[Recorded data]

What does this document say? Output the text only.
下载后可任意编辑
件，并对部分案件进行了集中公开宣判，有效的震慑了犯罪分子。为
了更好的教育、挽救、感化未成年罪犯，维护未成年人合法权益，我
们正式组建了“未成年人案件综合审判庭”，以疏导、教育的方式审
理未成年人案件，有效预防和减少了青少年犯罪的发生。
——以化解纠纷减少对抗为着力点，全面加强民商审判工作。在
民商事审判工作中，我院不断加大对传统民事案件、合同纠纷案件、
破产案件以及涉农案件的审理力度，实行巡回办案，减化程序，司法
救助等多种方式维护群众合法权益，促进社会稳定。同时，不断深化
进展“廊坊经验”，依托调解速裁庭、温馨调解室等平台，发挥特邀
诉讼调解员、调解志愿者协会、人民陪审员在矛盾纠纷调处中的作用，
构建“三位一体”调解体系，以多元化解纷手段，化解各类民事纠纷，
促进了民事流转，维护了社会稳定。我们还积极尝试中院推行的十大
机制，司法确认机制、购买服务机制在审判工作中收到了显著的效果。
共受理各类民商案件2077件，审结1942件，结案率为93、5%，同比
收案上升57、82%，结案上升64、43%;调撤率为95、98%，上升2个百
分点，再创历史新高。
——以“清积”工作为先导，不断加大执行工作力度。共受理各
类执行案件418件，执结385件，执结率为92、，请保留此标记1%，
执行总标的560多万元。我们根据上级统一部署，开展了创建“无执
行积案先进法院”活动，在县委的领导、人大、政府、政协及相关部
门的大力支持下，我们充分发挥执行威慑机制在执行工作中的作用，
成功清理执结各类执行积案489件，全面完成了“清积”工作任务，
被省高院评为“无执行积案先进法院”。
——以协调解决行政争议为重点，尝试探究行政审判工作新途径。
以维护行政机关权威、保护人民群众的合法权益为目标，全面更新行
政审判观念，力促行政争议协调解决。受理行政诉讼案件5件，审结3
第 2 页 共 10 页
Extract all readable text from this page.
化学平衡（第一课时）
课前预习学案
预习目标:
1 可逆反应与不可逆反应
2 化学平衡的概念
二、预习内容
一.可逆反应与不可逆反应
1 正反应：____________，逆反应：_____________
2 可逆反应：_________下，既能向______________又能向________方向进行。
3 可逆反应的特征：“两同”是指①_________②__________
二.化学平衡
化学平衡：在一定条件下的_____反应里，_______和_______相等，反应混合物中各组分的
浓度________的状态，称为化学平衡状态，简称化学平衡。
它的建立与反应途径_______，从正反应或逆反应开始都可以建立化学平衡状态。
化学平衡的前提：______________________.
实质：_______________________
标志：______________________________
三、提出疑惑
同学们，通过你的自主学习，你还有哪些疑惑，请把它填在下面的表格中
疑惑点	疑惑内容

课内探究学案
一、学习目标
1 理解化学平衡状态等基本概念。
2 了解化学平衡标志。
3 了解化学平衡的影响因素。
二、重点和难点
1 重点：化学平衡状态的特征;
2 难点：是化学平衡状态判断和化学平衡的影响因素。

# EXERCISE GOAL
Select every line in the records above that contains the word "this".

# WRITTEN SOLUTION
What does this document say? Output the text only.
Extract all readable text from this page.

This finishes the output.